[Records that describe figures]
=-=-=

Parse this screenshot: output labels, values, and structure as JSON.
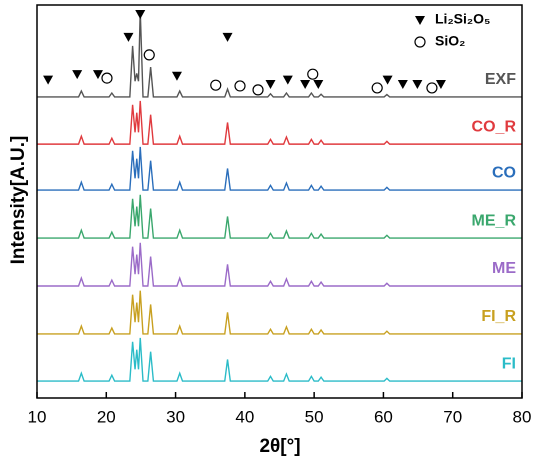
{
  "chart_data": {
    "type": "line",
    "xlabel": "2θ[°]",
    "ylabel": "Intensity[A.U.]",
    "xlim": [
      10,
      80
    ],
    "xticks": [
      10,
      20,
      30,
      40,
      50,
      60,
      70,
      80
    ],
    "ylim": [
      0,
      100
    ],
    "x": [
      10,
      16.0,
      16.4,
      16.8,
      20.4,
      20.8,
      21.2,
      23.4,
      23.8,
      24.15,
      24.4,
      24.65,
      24.9,
      25.3,
      26.0,
      26.4,
      26.8,
      30.2,
      30.6,
      31.0,
      37.1,
      37.5,
      37.9,
      43.3,
      43.7,
      44.1,
      45.6,
      46.0,
      46.4,
      49.2,
      49.6,
      50.0,
      50.6,
      51.0,
      51.4,
      60.1,
      60.5,
      60.9,
      80
    ],
    "series": [
      {
        "name": "EXF",
        "color": "#555555",
        "values": [
          76.6,
          76.6,
          78.1,
          76.6,
          76.6,
          77.6,
          76.6,
          76.6,
          89.6,
          80.6,
          82.6,
          80.6,
          98.6,
          76.6,
          76.6,
          84.2,
          76.6,
          76.6,
          78.1,
          76.6,
          76.6,
          78.6,
          76.6,
          76.6,
          77.4,
          76.6,
          76.6,
          77.6,
          76.6,
          76.6,
          77.6,
          76.6,
          76.6,
          77.3,
          76.6,
          76.6,
          77.2,
          76.6,
          76.6
        ]
      },
      {
        "name": "CO_R",
        "color": "#e03a3e",
        "values": [
          64.6,
          64.6,
          66.6,
          64.6,
          64.6,
          66.1,
          64.6,
          64.6,
          74.6,
          67.6,
          72.6,
          67.6,
          75.6,
          64.6,
          64.6,
          72.1,
          64.6,
          64.6,
          66.6,
          64.6,
          64.6,
          70.1,
          64.6,
          64.6,
          65.8,
          64.6,
          64.6,
          66.4,
          64.6,
          64.6,
          65.8,
          64.6,
          64.6,
          65.6,
          64.6,
          64.6,
          65.3,
          64.6,
          64.6
        ]
      },
      {
        "name": "CO",
        "color": "#2a6ebb",
        "values": [
          52.9,
          52.9,
          54.9,
          52.9,
          52.9,
          54.4,
          52.9,
          52.9,
          62.9,
          55.9,
          60.9,
          55.9,
          63.9,
          52.9,
          52.9,
          60.4,
          52.9,
          52.9,
          54.9,
          52.9,
          52.9,
          58.4,
          52.9,
          52.9,
          54.1,
          52.9,
          52.9,
          54.7,
          52.9,
          52.9,
          54.1,
          52.9,
          52.9,
          53.9,
          52.9,
          52.9,
          53.6,
          52.9,
          52.9
        ]
      },
      {
        "name": "ME_R",
        "color": "#3aa76d",
        "values": [
          40.7,
          40.7,
          42.7,
          40.7,
          40.7,
          42.2,
          40.7,
          40.7,
          50.7,
          43.7,
          48.7,
          43.7,
          51.7,
          40.7,
          40.7,
          48.2,
          40.7,
          40.7,
          42.7,
          40.7,
          40.7,
          46.2,
          40.7,
          40.7,
          41.9,
          40.7,
          40.7,
          42.5,
          40.7,
          40.7,
          41.9,
          40.7,
          40.7,
          41.7,
          40.7,
          40.7,
          41.4,
          40.7,
          40.7
        ]
      },
      {
        "name": "ME",
        "color": "#9b6bc8",
        "values": [
          28.5,
          28.5,
          30.5,
          28.5,
          28.5,
          30.0,
          28.5,
          28.5,
          38.5,
          31.5,
          36.5,
          31.5,
          39.5,
          28.5,
          28.5,
          36.0,
          28.5,
          28.5,
          30.5,
          28.5,
          28.5,
          34.0,
          28.5,
          28.5,
          29.7,
          28.5,
          28.5,
          30.3,
          28.5,
          28.5,
          29.7,
          28.5,
          28.5,
          29.5,
          28.5,
          28.5,
          29.2,
          28.5,
          28.5
        ]
      },
      {
        "name": "FI_R",
        "color": "#c8a020",
        "values": [
          16.3,
          16.3,
          18.3,
          16.3,
          16.3,
          17.8,
          16.3,
          16.3,
          26.3,
          19.3,
          24.3,
          19.3,
          27.3,
          16.3,
          16.3,
          23.8,
          16.3,
          16.3,
          18.3,
          16.3,
          16.3,
          21.8,
          16.3,
          16.3,
          17.5,
          16.3,
          16.3,
          18.1,
          16.3,
          16.3,
          17.5,
          16.3,
          16.3,
          17.3,
          16.3,
          16.3,
          17.0,
          16.3,
          16.3
        ]
      },
      {
        "name": "FI",
        "color": "#2bbcc8",
        "values": [
          4.3,
          4.3,
          6.3,
          4.3,
          4.3,
          5.8,
          4.3,
          4.3,
          14.3,
          7.3,
          12.3,
          7.3,
          15.3,
          4.3,
          4.3,
          11.8,
          4.3,
          4.3,
          6.3,
          4.3,
          4.3,
          9.8,
          4.3,
          4.3,
          5.5,
          4.3,
          4.3,
          6.1,
          4.3,
          4.3,
          5.5,
          4.3,
          4.3,
          5.3,
          4.3,
          4.3,
          5.0,
          4.3,
          4.3
        ]
      }
    ],
    "markers": [
      {
        "name": "Li₂Si₂O₅",
        "symbol": "triangle",
        "x": [
          11.6,
          15.8,
          18.8,
          23.2,
          24.9,
          30.2,
          37.5,
          43.7,
          46.2,
          48.7,
          50.6,
          60.6,
          62.8,
          64.9,
          68.3
        ],
        "y": [
          81.0,
          82.4,
          82.4,
          91.9,
          97.7,
          82.0,
          91.9,
          79.9,
          81.0,
          79.9,
          79.9,
          81.0,
          79.9,
          79.9,
          79.9
        ]
      },
      {
        "name": "SiO₂",
        "symbol": "circle",
        "x": [
          20.1,
          26.2,
          35.8,
          39.3,
          41.9,
          49.8,
          59.1,
          67.0
        ],
        "y": [
          81.4,
          87.3,
          79.6,
          79.4,
          78.4,
          82.4,
          78.9,
          78.9
        ]
      }
    ]
  }
}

=-=-=

_DIRECTIONS:_ Retype the listing exactly. Pictures do not belong in the copy.

_REPLY TO THE TASK:_
Parse this screenshot: output labels, values, and structure as JSON.
{
  "chart_data": {
    "type": "line",
    "xlabel": "2θ[°]",
    "ylabel": "Intensity[A.U.]",
    "xlim": [
      10,
      80
    ],
    "xticks": [
      10,
      20,
      30,
      40,
      50,
      60,
      70,
      80
    ],
    "ylim": [
      0,
      100
    ],
    "x": [
      10,
      16.0,
      16.4,
      16.8,
      20.4,
      20.8,
      21.2,
      23.4,
      23.8,
      24.15,
      24.4,
      24.65,
      24.9,
      25.3,
      26.0,
      26.4,
      26.8,
      30.2,
      30.6,
      31.0,
      37.1,
      37.5,
      37.9,
      43.3,
      43.7,
      44.1,
      45.6,
      46.0,
      46.4,
      49.2,
      49.6,
      50.0,
      50.6,
      51.0,
      51.4,
      60.1,
      60.5,
      60.9,
      80
    ],
    "series": [
      {
        "name": "EXF",
        "color": "#555555",
        "values": [
          76.6,
          76.6,
          78.1,
          76.6,
          76.6,
          77.6,
          76.6,
          76.6,
          89.6,
          80.6,
          82.6,
          80.6,
          98.6,
          76.6,
          76.6,
          84.2,
          76.6,
          76.6,
          78.1,
          76.6,
          76.6,
          78.6,
          76.6,
          76.6,
          77.4,
          76.6,
          76.6,
          77.6,
          76.6,
          76.6,
          77.6,
          76.6,
          76.6,
          77.3,
          76.6,
          76.6,
          77.2,
          76.6,
          76.6
        ]
      },
      {
        "name": "CO_R",
        "color": "#e03a3e",
        "values": [
          64.6,
          64.6,
          66.6,
          64.6,
          64.6,
          66.1,
          64.6,
          64.6,
          74.6,
          67.6,
          72.6,
          67.6,
          75.6,
          64.6,
          64.6,
          72.1,
          64.6,
          64.6,
          66.6,
          64.6,
          64.6,
          70.1,
          64.6,
          64.6,
          65.8,
          64.6,
          64.6,
          66.4,
          64.6,
          64.6,
          65.8,
          64.6,
          64.6,
          65.6,
          64.6,
          64.6,
          65.3,
          64.6,
          64.6
        ]
      },
      {
        "name": "CO",
        "color": "#2a6ebb",
        "values": [
          52.9,
          52.9,
          54.9,
          52.9,
          52.9,
          54.4,
          52.9,
          52.9,
          62.9,
          55.9,
          60.9,
          55.9,
          63.9,
          52.9,
          52.9,
          60.4,
          52.9,
          52.9,
          54.9,
          52.9,
          52.9,
          58.4,
          52.9,
          52.9,
          54.1,
          52.9,
          52.9,
          54.7,
          52.9,
          52.9,
          54.1,
          52.9,
          52.9,
          53.9,
          52.9,
          52.9,
          53.6,
          52.9,
          52.9
        ]
      },
      {
        "name": "ME_R",
        "color": "#3aa76d",
        "values": [
          40.7,
          40.7,
          42.7,
          40.7,
          40.7,
          42.2,
          40.7,
          40.7,
          50.7,
          43.7,
          48.7,
          43.7,
          51.7,
          40.7,
          40.7,
          48.2,
          40.7,
          40.7,
          42.7,
          40.7,
          40.7,
          46.2,
          40.7,
          40.7,
          41.9,
          40.7,
          40.7,
          42.5,
          40.7,
          40.7,
          41.9,
          40.7,
          40.7,
          41.7,
          40.7,
          40.7,
          41.4,
          40.7,
          40.7
        ]
      },
      {
        "name": "ME",
        "color": "#9b6bc8",
        "values": [
          28.5,
          28.5,
          30.5,
          28.5,
          28.5,
          30.0,
          28.5,
          28.5,
          38.5,
          31.5,
          36.5,
          31.5,
          39.5,
          28.5,
          28.5,
          36.0,
          28.5,
          28.5,
          30.5,
          28.5,
          28.5,
          34.0,
          28.5,
          28.5,
          29.7,
          28.5,
          28.5,
          30.3,
          28.5,
          28.5,
          29.7,
          28.5,
          28.5,
          29.5,
          28.5,
          28.5,
          29.2,
          28.5,
          28.5
        ]
      },
      {
        "name": "FI_R",
        "color": "#c8a020",
        "values": [
          16.3,
          16.3,
          18.3,
          16.3,
          16.3,
          17.8,
          16.3,
          16.3,
          26.3,
          19.3,
          24.3,
          19.3,
          27.3,
          16.3,
          16.3,
          23.8,
          16.3,
          16.3,
          18.3,
          16.3,
          16.3,
          21.8,
          16.3,
          16.3,
          17.5,
          16.3,
          16.3,
          18.1,
          16.3,
          16.3,
          17.5,
          16.3,
          16.3,
          17.3,
          16.3,
          16.3,
          17.0,
          16.3,
          16.3
        ]
      },
      {
        "name": "FI",
        "color": "#2bbcc8",
        "values": [
          4.3,
          4.3,
          6.3,
          4.3,
          4.3,
          5.8,
          4.3,
          4.3,
          14.3,
          7.3,
          12.3,
          7.3,
          15.3,
          4.3,
          4.3,
          11.8,
          4.3,
          4.3,
          6.3,
          4.3,
          4.3,
          9.8,
          4.3,
          4.3,
          5.5,
          4.3,
          4.3,
          6.1,
          4.3,
          4.3,
          5.5,
          4.3,
          4.3,
          5.3,
          4.3,
          4.3,
          5.0,
          4.3,
          4.3
        ]
      }
    ],
    "markers": [
      {
        "name": "Li₂Si₂O₅",
        "symbol": "triangle",
        "x": [
          11.6,
          15.8,
          18.8,
          23.2,
          24.9,
          30.2,
          37.5,
          43.7,
          46.2,
          48.7,
          50.6,
          60.6,
          62.8,
          64.9,
          68.3
        ],
        "y": [
          81.0,
          82.4,
          82.4,
          91.9,
          97.7,
          82.0,
          91.9,
          79.9,
          81.0,
          79.9,
          79.9,
          81.0,
          79.9,
          79.9,
          79.9
        ]
      },
      {
        "name": "SiO₂",
        "symbol": "circle",
        "x": [
          20.1,
          26.2,
          35.8,
          39.3,
          41.9,
          49.8,
          59.1,
          67.0
        ],
        "y": [
          81.4,
          87.3,
          79.6,
          79.4,
          78.4,
          82.4,
          78.9,
          78.9
        ]
      }
    ]
  }
}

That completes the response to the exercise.